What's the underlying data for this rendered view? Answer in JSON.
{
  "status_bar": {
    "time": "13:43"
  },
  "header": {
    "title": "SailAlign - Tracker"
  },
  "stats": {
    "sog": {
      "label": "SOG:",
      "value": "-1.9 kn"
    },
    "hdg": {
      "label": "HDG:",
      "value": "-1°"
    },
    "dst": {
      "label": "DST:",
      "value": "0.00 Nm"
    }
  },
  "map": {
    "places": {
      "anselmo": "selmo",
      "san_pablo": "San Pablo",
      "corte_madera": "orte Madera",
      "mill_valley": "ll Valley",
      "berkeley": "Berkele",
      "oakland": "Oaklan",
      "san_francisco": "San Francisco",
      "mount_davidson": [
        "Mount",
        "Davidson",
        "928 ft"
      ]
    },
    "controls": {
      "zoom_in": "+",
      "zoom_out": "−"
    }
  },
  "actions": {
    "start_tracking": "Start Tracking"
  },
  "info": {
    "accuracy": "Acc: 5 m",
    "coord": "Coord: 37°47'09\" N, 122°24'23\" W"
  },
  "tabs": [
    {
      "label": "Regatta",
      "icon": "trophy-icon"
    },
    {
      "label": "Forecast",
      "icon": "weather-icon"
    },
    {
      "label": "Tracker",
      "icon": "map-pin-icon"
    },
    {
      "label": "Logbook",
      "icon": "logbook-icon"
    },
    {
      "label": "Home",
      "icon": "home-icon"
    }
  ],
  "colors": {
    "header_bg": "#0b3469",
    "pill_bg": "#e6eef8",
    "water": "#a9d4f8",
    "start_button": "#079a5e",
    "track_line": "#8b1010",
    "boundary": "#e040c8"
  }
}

**WHAT NEEDS TO BE DONE:** Repeat the records above exactly, from the first line to the last.

**OUTPUT FOR THIS TASK:**
What's the underlying data for this rendered view? Answer in JSON.
{
  "status_bar": {
    "time": "13:43"
  },
  "header": {
    "title": "SailAlign - Tracker"
  },
  "stats": {
    "sog": {
      "label": "SOG:",
      "value": "-1.9 kn"
    },
    "hdg": {
      "label": "HDG:",
      "value": "-1°"
    },
    "dst": {
      "label": "DST:",
      "value": "0.00 Nm"
    }
  },
  "map": {
    "places": {
      "anselmo": "selmo",
      "san_pablo": "San Pablo",
      "corte_madera": "orte Madera",
      "mill_valley": "ll Valley",
      "berkeley": "Berkele",
      "oakland": "Oaklan",
      "san_francisco": "San Francisco",
      "mount_davidson": [
        "Mount",
        "Davidson",
        "928 ft"
      ]
    },
    "controls": {
      "zoom_in": "+",
      "zoom_out": "−"
    }
  },
  "actions": {
    "start_tracking": "Start Tracking"
  },
  "info": {
    "accuracy": "Acc: 5 m",
    "coord": "Coord: 37°47'09\" N, 122°24'23\" W"
  },
  "tabs": [
    {
      "label": "Regatta",
      "icon": "trophy-icon"
    },
    {
      "label": "Forecast",
      "icon": "weather-icon"
    },
    {
      "label": "Tracker",
      "icon": "map-pin-icon"
    },
    {
      "label": "Logbook",
      "icon": "logbook-icon"
    },
    {
      "label": "Home",
      "icon": "home-icon"
    }
  ],
  "colors": {
    "header_bg": "#0b3469",
    "pill_bg": "#e6eef8",
    "water": "#a9d4f8",
    "start_button": "#079a5e",
    "track_line": "#8b1010",
    "boundary": "#e040c8"
  }
}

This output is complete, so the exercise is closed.